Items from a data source
────
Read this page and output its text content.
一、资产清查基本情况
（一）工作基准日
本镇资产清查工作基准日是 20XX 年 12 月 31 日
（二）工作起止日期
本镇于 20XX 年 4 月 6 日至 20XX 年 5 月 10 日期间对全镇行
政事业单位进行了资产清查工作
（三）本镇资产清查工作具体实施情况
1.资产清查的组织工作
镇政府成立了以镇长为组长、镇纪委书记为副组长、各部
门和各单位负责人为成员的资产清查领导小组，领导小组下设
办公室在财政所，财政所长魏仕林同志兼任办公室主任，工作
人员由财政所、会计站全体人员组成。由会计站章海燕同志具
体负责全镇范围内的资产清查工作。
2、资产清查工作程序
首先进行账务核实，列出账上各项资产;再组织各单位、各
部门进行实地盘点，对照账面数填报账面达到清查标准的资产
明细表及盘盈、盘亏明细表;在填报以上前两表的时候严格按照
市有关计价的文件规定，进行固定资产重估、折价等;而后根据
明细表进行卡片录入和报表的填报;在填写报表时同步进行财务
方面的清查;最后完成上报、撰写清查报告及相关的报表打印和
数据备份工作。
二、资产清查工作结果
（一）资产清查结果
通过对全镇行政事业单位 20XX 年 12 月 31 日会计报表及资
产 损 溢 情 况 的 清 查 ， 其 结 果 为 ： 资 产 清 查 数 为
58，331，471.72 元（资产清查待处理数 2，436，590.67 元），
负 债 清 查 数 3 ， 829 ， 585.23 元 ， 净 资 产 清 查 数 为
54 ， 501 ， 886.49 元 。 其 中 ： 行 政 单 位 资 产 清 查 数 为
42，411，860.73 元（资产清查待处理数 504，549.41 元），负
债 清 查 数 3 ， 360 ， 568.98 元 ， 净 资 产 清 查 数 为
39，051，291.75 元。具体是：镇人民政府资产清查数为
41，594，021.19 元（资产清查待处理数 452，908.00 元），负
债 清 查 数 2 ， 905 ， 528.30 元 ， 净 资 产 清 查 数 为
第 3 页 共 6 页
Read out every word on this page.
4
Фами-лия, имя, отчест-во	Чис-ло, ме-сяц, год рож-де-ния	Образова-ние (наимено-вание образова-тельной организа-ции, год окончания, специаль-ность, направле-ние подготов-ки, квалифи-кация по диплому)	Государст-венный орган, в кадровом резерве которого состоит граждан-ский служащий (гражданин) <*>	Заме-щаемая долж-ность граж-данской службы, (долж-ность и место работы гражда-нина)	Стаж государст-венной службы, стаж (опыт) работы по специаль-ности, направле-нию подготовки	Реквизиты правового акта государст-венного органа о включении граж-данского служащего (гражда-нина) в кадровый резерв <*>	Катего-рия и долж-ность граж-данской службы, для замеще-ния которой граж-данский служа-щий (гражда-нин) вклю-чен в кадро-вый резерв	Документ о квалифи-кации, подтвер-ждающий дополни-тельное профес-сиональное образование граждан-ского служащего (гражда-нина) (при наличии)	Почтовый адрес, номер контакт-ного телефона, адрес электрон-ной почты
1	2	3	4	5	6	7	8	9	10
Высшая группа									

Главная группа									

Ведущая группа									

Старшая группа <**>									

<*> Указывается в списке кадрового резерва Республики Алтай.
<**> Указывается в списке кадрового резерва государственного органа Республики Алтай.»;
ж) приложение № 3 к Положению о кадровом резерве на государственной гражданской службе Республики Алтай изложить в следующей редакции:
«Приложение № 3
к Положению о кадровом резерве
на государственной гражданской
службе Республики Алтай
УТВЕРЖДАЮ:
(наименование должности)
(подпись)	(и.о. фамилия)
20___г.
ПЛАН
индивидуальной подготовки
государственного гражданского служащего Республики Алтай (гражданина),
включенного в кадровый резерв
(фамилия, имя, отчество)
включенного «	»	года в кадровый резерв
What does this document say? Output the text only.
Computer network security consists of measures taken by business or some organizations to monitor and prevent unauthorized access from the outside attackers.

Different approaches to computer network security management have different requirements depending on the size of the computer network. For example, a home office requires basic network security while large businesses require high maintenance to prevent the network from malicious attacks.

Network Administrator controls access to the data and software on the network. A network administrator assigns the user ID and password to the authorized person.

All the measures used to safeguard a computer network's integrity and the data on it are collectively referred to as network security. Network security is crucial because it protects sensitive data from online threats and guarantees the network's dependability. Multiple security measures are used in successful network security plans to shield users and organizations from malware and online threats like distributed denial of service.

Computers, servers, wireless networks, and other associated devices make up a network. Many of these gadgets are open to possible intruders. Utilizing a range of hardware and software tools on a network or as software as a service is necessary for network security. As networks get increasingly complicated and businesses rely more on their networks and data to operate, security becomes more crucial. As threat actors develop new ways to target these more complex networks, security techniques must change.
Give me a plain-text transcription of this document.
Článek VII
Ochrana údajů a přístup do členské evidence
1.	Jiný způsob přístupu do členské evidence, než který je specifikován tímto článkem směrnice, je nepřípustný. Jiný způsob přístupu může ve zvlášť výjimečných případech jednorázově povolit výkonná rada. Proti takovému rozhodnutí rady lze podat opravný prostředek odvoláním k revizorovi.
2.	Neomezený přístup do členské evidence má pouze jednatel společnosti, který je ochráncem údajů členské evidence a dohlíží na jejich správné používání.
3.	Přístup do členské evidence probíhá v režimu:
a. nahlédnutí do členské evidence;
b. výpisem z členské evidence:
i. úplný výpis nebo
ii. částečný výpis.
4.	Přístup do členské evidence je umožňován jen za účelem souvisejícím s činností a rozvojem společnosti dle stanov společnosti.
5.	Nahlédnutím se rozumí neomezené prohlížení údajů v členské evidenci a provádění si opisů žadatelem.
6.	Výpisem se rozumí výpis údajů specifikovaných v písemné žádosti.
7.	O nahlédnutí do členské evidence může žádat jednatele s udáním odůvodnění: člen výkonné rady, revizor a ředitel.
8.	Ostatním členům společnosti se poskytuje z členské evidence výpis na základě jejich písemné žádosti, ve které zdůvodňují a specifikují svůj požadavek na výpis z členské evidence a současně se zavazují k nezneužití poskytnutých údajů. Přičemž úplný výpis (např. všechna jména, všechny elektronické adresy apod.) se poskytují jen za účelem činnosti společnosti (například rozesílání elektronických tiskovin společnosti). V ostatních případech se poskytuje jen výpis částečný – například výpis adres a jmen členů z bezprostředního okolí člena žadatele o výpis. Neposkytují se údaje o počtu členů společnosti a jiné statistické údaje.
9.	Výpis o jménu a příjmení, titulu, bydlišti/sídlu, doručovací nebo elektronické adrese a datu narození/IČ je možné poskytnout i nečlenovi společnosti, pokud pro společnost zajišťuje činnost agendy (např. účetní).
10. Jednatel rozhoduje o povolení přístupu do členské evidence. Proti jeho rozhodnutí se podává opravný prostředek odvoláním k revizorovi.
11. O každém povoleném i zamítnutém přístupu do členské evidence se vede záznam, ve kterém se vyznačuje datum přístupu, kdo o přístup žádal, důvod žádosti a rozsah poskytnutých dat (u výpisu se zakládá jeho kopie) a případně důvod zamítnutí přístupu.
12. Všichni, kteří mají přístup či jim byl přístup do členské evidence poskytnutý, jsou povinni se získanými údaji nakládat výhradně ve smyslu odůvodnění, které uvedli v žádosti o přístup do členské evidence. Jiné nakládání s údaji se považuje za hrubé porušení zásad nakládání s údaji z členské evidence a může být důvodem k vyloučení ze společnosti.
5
────
**Required task:** Answer with a single number: the count of lines holding the word "государственного".

**The result:** 2